Extracted data entries
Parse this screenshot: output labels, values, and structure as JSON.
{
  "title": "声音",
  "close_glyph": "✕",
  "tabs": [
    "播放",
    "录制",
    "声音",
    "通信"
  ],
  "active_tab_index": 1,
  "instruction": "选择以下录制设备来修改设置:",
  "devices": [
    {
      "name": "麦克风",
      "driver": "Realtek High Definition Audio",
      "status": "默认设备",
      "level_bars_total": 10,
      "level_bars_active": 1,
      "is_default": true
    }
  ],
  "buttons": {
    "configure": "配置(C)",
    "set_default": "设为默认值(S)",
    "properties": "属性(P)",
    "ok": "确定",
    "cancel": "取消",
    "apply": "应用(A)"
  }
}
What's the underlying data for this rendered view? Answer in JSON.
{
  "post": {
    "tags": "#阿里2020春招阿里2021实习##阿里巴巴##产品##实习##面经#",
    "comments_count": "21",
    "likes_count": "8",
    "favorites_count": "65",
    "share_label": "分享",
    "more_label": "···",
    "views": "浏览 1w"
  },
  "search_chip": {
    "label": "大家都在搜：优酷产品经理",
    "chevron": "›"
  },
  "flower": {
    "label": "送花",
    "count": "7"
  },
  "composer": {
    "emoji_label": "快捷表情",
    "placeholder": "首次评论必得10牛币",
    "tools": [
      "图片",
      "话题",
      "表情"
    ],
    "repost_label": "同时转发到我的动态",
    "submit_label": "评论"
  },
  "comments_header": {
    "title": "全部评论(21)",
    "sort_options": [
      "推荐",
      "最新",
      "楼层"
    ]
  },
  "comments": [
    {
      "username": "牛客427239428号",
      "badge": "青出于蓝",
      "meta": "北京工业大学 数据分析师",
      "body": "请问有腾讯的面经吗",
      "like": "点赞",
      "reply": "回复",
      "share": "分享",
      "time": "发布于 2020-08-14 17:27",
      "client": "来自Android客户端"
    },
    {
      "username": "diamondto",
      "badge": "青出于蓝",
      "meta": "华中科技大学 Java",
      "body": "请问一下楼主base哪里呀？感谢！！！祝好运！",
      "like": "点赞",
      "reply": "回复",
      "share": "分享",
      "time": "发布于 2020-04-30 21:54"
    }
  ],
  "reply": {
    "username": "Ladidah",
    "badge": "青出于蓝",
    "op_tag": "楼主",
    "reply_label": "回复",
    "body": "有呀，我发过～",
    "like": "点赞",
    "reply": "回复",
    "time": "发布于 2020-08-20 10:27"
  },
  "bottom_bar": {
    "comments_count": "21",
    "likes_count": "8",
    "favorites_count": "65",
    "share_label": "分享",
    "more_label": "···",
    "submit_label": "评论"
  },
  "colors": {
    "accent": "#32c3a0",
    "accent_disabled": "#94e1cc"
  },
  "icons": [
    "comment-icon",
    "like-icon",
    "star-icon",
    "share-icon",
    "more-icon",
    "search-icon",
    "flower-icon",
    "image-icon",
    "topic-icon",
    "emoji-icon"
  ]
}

#### Exercise aim:
From the data, pick out every line that includes "username".

#### Full solution:
      "username": "牛客427239428号",
      "username": "diamondto",
    "username": "Ladidah",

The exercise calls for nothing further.